____ GIVEN DATA

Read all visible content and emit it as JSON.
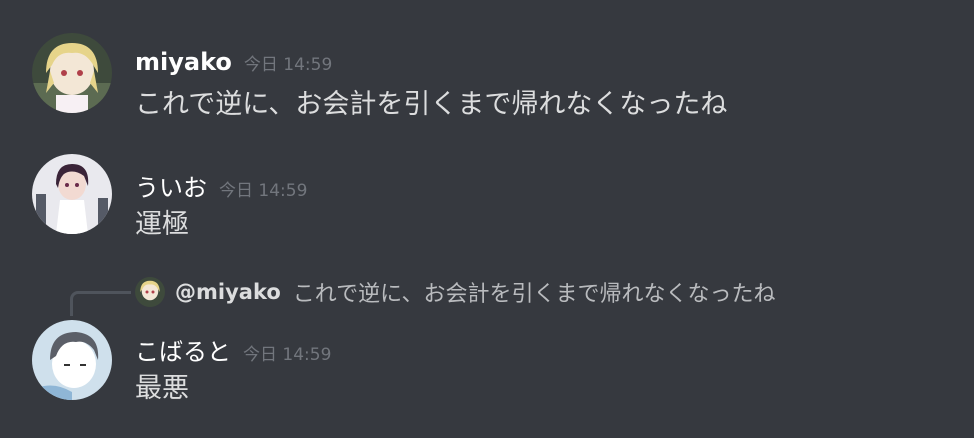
{
  "messages": [
    {
      "username": "miyako",
      "timestamp": "今日 14:59",
      "content": "これで逆に、お会計を引くまで帰れなくなったね",
      "avatar": "miyako-avatar"
    },
    {
      "username": "ういお",
      "timestamp": "今日 14:59",
      "content": "運極",
      "avatar": "uio-avatar"
    },
    {
      "reply": {
        "mention": "@miyako",
        "text": "これで逆に、お会計を引くまで帰れなくなったね"
      },
      "username": "こばると",
      "timestamp": "今日 14:59",
      "content": "最悪",
      "avatar": "kobaruto-avatar"
    }
  ],
  "colors": {
    "background": "#36393f",
    "username": "#ffffff",
    "timestamp": "#72767d",
    "text": "#dcddde",
    "reply_text": "#b9bbbe",
    "reply_line": "#4f545c"
  }
}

________

DO THIS
Without the pictures, return all the records precisely as they stand.

THE OUTPUT
Read all visible content and emit it as JSON.
{
  "messages": [
    {
      "username": "miyako",
      "timestamp": "今日 14:59",
      "content": "これで逆に、お会計を引くまで帰れなくなったね",
      "avatar": "miyako-avatar"
    },
    {
      "username": "ういお",
      "timestamp": "今日 14:59",
      "content": "運極",
      "avatar": "uio-avatar"
    },
    {
      "reply": {
        "mention": "@miyako",
        "text": "これで逆に、お会計を引くまで帰れなくなったね"
      },
      "username": "こばると",
      "timestamp": "今日 14:59",
      "content": "最悪",
      "avatar": "kobaruto-avatar"
    }
  ],
  "colors": {
    "background": "#36393f",
    "username": "#ffffff",
    "timestamp": "#72767d",
    "text": "#dcddde",
    "reply_text": "#b9bbbe",
    "reply_line": "#4f545c"
  }
}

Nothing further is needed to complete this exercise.